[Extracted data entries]
--
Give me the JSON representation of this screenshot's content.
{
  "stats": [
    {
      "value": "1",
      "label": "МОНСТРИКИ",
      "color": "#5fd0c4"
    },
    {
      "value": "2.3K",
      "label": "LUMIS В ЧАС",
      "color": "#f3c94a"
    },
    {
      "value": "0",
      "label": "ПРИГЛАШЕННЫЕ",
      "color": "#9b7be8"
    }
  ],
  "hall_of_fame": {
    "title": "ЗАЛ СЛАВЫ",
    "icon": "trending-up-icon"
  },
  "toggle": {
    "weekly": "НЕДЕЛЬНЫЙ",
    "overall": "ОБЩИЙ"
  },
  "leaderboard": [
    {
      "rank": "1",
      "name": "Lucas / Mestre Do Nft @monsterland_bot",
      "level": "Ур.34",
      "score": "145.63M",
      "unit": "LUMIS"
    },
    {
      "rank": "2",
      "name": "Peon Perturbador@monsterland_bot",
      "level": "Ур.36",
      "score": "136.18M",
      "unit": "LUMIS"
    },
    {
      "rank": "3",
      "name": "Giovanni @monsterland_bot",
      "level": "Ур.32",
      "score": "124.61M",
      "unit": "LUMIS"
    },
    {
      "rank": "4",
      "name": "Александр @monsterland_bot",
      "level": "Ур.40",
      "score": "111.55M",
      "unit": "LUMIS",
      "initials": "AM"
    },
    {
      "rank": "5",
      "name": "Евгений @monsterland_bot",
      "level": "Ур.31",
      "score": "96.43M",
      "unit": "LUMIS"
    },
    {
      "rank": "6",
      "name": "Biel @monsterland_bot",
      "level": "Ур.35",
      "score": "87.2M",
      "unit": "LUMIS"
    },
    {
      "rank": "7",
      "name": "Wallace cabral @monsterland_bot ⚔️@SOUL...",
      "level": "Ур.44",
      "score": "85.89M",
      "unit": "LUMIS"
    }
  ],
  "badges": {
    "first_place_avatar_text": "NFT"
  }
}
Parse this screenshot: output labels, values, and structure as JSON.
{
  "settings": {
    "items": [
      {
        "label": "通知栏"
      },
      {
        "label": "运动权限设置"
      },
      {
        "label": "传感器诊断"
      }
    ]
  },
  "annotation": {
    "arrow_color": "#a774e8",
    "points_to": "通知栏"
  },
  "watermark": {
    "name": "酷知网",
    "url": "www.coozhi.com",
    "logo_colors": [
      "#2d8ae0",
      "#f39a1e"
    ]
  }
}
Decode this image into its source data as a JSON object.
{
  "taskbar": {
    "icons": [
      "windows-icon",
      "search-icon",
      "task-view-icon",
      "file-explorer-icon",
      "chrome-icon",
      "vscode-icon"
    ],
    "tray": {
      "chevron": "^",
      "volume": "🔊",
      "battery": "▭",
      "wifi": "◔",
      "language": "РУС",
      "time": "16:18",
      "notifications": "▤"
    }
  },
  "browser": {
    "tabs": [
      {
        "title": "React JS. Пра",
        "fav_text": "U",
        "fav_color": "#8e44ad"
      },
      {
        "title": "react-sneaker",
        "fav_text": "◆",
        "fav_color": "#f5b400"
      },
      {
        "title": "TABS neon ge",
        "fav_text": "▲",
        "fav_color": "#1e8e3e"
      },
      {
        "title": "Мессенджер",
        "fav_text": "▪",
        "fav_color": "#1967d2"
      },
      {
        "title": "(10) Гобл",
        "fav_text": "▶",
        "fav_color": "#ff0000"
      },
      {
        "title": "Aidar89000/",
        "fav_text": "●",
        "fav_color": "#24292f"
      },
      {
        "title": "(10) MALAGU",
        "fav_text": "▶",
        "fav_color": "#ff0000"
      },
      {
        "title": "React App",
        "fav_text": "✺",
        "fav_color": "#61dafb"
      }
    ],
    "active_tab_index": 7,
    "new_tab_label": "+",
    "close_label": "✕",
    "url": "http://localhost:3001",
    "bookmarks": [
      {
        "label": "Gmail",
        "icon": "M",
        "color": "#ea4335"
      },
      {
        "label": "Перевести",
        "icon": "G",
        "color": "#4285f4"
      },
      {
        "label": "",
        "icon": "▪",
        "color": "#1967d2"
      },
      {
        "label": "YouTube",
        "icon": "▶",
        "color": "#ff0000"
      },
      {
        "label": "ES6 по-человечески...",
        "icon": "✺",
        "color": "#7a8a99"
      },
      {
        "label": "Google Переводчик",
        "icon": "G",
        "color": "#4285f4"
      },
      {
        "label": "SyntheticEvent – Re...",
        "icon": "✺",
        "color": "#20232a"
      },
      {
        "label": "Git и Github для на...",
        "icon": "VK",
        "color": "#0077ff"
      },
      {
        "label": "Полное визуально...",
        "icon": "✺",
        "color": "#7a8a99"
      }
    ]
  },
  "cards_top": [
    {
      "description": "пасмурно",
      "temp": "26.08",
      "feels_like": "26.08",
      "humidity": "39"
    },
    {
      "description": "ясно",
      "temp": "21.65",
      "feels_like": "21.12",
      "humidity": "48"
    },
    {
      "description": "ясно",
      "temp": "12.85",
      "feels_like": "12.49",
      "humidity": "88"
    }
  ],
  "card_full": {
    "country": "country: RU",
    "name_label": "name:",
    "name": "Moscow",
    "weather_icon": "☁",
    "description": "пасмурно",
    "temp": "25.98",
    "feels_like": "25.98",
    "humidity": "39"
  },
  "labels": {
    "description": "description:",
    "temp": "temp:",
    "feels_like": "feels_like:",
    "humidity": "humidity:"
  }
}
--
In the records above, find each line with the word "this" and copy it.

Give me the JSON representation of this screenshot's content.
Parse this screenshot: output labels, values, and structure as JSON.
Decode this image into its source data as a JSON object.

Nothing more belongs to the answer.